Input:
··········

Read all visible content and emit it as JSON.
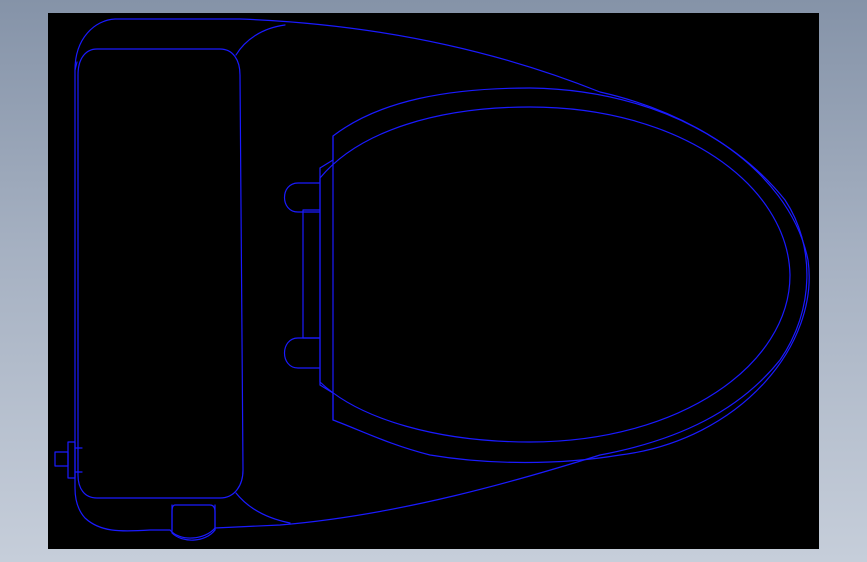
{
  "colors": {
    "model_space_background": "#000000",
    "line_color": "#1a1aff",
    "window_background_top": "#8593a8",
    "window_background_bottom": "#c6ceda"
  }
}
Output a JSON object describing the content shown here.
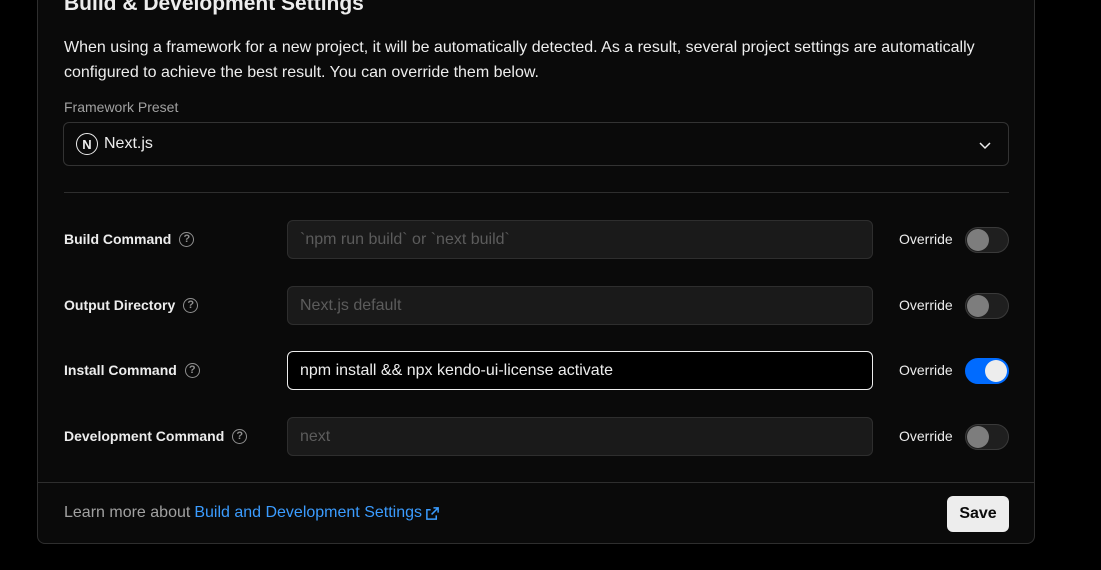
{
  "section": {
    "title": "Build & Development Settings",
    "description": "When using a framework for a new project, it will be automatically detected. As a result, several project settings are automatically configured to achieve the best result. You can override them below."
  },
  "framework": {
    "label": "Framework Preset",
    "logo_letter": "N",
    "selected": "Next.js"
  },
  "rows": [
    {
      "label": "Build Command",
      "value": "",
      "placeholder": "`npm run build` or `next build`",
      "override_label": "Override",
      "override_on": false
    },
    {
      "label": "Output Directory",
      "value": "",
      "placeholder": "Next.js default",
      "override_label": "Override",
      "override_on": false
    },
    {
      "label": "Install Command",
      "value": "npm install && npx kendo-ui-license activate",
      "placeholder": "",
      "override_label": "Override",
      "override_on": true
    },
    {
      "label": "Development Command",
      "value": "",
      "placeholder": "next",
      "override_label": "Override",
      "override_on": false
    }
  ],
  "help_glyph": "?",
  "footer": {
    "prefix": "Learn more about",
    "link_text": "Build and Development Settings",
    "save_label": "Save"
  },
  "colors": {
    "accent": "#006bff",
    "link": "#3b9cff"
  }
}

··········

Task goal: Omit the pictures, and quote the material above exactly as given.

Result:
Read all visible content and emit it as JSON.
{
  "colors": {
    "model_space_background": "#000000",
    "line_color": "#1a1aff",
    "window_background_top": "#8593a8",
    "window_background_bottom": "#c6ceda"
  }
}
Output a JSON object describing the content shown here.
{
  "section": {
    "title": "Build & Development Settings",
    "description": "When using a framework for a new project, it will be automatically detected. As a result, several project settings are automatically configured to achieve the best result. You can override them below."
  },
  "framework": {
    "label": "Framework Preset",
    "logo_letter": "N",
    "selected": "Next.js"
  },
  "rows": [
    {
      "label": "Build Command",
      "value": "",
      "placeholder": "`npm run build` or `next build`",
      "override_label": "Override",
      "override_on": false
    },
    {
      "label": "Output Directory",
      "value": "",
      "placeholder": "Next.js default",
      "override_label": "Override",
      "override_on": false
    },
    {
      "label": "Install Command",
      "value": "npm install && npx kendo-ui-license activate",
      "placeholder": "",
      "override_label": "Override",
      "override_on": true
    },
    {
      "label": "Development Command",
      "value": "",
      "placeholder": "next",
      "override_label": "Override",
      "override_on": false
    }
  ],
  "help_glyph": "?",
  "footer": {
    "prefix": "Learn more about",
    "link_text": "Build and Development Settings",
    "save_label": "Save"
  },
  "colors": {
    "accent": "#006bff",
    "link": "#3b9cff"
  }
}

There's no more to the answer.